### Directions
Write out every single entry exactly.

[Start of Supplied data]

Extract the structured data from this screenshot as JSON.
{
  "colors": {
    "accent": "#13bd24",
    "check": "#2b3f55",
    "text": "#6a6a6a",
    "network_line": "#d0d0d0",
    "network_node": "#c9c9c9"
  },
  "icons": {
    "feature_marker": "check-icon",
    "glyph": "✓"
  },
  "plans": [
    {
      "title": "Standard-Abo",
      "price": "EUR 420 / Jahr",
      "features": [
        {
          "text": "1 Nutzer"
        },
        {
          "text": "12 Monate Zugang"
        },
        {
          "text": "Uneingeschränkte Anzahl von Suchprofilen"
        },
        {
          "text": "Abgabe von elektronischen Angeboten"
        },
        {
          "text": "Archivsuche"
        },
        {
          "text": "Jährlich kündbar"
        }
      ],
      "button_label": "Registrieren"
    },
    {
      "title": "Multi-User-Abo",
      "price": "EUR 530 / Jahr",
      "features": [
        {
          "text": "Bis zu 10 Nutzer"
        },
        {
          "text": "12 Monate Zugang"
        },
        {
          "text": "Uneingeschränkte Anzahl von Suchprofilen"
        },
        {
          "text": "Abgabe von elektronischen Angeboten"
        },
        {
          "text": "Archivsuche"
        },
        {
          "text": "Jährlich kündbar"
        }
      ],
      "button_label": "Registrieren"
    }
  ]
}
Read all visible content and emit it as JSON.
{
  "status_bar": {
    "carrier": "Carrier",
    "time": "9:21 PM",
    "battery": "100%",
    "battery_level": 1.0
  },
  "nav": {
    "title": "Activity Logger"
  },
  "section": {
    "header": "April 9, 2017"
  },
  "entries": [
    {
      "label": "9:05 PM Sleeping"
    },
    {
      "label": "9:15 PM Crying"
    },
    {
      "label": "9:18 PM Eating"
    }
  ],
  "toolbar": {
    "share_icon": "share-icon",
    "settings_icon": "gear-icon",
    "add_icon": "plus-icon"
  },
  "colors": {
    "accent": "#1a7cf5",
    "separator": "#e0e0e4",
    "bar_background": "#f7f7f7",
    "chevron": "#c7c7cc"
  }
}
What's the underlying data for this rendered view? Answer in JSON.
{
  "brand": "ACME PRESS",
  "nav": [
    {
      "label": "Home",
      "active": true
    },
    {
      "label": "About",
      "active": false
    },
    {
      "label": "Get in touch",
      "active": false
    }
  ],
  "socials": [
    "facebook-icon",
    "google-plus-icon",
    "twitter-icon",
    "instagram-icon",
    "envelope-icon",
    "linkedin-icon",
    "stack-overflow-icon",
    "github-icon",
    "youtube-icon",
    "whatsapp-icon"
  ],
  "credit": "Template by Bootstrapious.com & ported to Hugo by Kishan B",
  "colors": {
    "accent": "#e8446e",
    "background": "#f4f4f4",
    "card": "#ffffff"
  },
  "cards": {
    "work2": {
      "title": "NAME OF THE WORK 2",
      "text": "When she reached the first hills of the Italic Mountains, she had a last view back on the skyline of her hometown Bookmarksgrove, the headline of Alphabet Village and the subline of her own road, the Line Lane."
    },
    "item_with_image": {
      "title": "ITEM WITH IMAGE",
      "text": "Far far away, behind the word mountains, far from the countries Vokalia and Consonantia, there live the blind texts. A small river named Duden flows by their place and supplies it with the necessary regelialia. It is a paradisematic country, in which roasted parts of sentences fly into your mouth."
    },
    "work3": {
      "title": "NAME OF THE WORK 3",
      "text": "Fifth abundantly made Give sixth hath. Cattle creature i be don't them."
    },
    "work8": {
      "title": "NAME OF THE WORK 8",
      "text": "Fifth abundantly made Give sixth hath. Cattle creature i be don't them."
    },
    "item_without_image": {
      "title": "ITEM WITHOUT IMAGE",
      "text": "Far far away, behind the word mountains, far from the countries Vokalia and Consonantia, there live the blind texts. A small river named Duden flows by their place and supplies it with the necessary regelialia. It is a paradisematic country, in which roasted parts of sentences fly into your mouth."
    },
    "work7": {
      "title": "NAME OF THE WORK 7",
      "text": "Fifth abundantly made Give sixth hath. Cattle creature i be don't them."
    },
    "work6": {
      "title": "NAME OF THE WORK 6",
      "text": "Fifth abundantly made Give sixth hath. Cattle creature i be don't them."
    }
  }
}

[End of Supplied data]

### Final result
Extract the structured data from this screenshot as JSON.
{
  "colors": {
    "accent": "#13bd24",
    "check": "#2b3f55",
    "text": "#6a6a6a",
    "network_line": "#d0d0d0",
    "network_node": "#c9c9c9"
  },
  "icons": {
    "feature_marker": "check-icon",
    "glyph": "✓"
  },
  "plans": [
    {
      "title": "Standard-Abo",
      "price": "EUR 420 / Jahr",
      "features": [
        {
          "text": "1 Nutzer"
        },
        {
          "text": "12 Monate Zugang"
        },
        {
          "text": "Uneingeschränkte Anzahl von Suchprofilen"
        },
        {
          "text": "Abgabe von elektronischen Angeboten"
        },
        {
          "text": "Archivsuche"
        },
        {
          "text": "Jährlich kündbar"
        }
      ],
      "button_label": "Registrieren"
    },
    {
      "title": "Multi-User-Abo",
      "price": "EUR 530 / Jahr",
      "features": [
        {
          "text": "Bis zu 10 Nutzer"
        },
        {
          "text": "12 Monate Zugang"
        },
        {
          "text": "Uneingeschränkte Anzahl von Suchprofilen"
        },
        {
          "text": "Abgabe von elektronischen Angeboten"
        },
        {
          "text": "Archivsuche"
        },
        {
          "text": "Jährlich kündbar"
        }
      ],
      "button_label": "Registrieren"
    }
  ]
}
Read all visible content and emit it as JSON.
{
  "status_bar": {
    "carrier": "Carrier",
    "time": "9:21 PM",
    "battery": "100%",
    "battery_level": 1.0
  },
  "nav": {
    "title": "Activity Logger"
  },
  "section": {
    "header": "April 9, 2017"
  },
  "entries": [
    {
      "label": "9:05 PM Sleeping"
    },
    {
      "label": "9:15 PM Crying"
    },
    {
      "label": "9:18 PM Eating"
    }
  ],
  "toolbar": {
    "share_icon": "share-icon",
    "settings_icon": "gear-icon",
    "add_icon": "plus-icon"
  },
  "colors": {
    "accent": "#1a7cf5",
    "separator": "#e0e0e4",
    "bar_background": "#f7f7f7",
    "chevron": "#c7c7cc"
  }
}
What's the underlying data for this rendered view? Answer in JSON.
{
  "brand": "ACME PRESS",
  "nav": [
    {
      "label": "Home",
      "active": true
    },
    {
      "label": "About",
      "active": false
    },
    {
      "label": "Get in touch",
      "active": false
    }
  ],
  "socials": [
    "facebook-icon",
    "google-plus-icon",
    "twitter-icon",
    "instagram-icon",
    "envelope-icon",
    "linkedin-icon",
    "stack-overflow-icon",
    "github-icon",
    "youtube-icon",
    "whatsapp-icon"
  ],
  "credit": "Template by Bootstrapious.com & ported to Hugo by Kishan B",
  "colors": {
    "accent": "#e8446e",
    "background": "#f4f4f4",
    "card": "#ffffff"
  },
  "cards": {
    "work2": {
      "title": "NAME OF THE WORK 2",
      "text": "When she reached the first hills of the Italic Mountains, she had a last view back on the skyline of her hometown Bookmarksgrove, the headline of Alphabet Village and the subline of her own road, the Line Lane."
    },
    "item_with_image": {
      "title": "ITEM WITH IMAGE",
      "text": "Far far away, behind the word mountains, far from the countries Vokalia and Consonantia, there live the blind texts. A small river named Duden flows by their place and supplies it with the necessary regelialia. It is a paradisematic country, in which roasted parts of sentences fly into your mouth."
    },
    "work3": {
      "title": "NAME OF THE WORK 3",
      "text": "Fifth abundantly made Give sixth hath. Cattle creature i be don't them."
    },
    "work8": {
      "title": "NAME OF THE WORK 8",
      "text": "Fifth abundantly made Give sixth hath. Cattle creature i be don't them."
    },
    "item_without_image": {
      "title": "ITEM WITHOUT IMAGE",
      "text": "Far far away, behind the word mountains, far from the countries Vokalia and Consonantia, there live the blind texts. A small river named Duden flows by their place and supplies it with the necessary regelialia. It is a paradisematic country, in which roasted parts of sentences fly into your mouth."
    },
    "work7": {
      "title": "NAME OF THE WORK 7",
      "text": "Fifth abundantly made Give sixth hath. Cattle creature i be don't them."
    },
    "work6": {
      "title": "NAME OF THE WORK 6",
      "text": "Fifth abundantly made Give sixth hath. Cattle creature i be don't them."
    }
  }
}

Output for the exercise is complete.